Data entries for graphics
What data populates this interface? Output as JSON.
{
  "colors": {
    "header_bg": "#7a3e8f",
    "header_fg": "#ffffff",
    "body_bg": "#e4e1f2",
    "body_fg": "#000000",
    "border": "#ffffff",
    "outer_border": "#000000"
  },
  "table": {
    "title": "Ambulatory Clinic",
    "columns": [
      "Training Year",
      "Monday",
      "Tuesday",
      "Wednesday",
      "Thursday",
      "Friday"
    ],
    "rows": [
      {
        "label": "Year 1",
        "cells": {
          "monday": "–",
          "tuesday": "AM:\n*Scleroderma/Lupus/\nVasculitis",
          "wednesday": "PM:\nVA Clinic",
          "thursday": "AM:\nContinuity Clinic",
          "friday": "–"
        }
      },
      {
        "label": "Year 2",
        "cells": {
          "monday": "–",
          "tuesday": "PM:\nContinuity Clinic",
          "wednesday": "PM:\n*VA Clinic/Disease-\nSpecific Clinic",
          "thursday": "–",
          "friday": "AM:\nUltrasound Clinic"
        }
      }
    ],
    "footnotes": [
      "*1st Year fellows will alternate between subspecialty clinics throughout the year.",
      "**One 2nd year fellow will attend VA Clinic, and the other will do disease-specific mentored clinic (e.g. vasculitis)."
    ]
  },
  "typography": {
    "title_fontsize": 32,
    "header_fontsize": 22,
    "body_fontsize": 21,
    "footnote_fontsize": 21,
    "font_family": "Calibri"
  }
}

AIM :: From the entries above, pull out each line that includes "will".

EXERCISE SOLUTION ::
      "*1st Year fellows will alternate between subspecialty clinics throughout the year.",
      "**One 2nd year fellow will attend VA Clinic, and the other will do disease-specific mentored clinic (e.g. vasculitis)."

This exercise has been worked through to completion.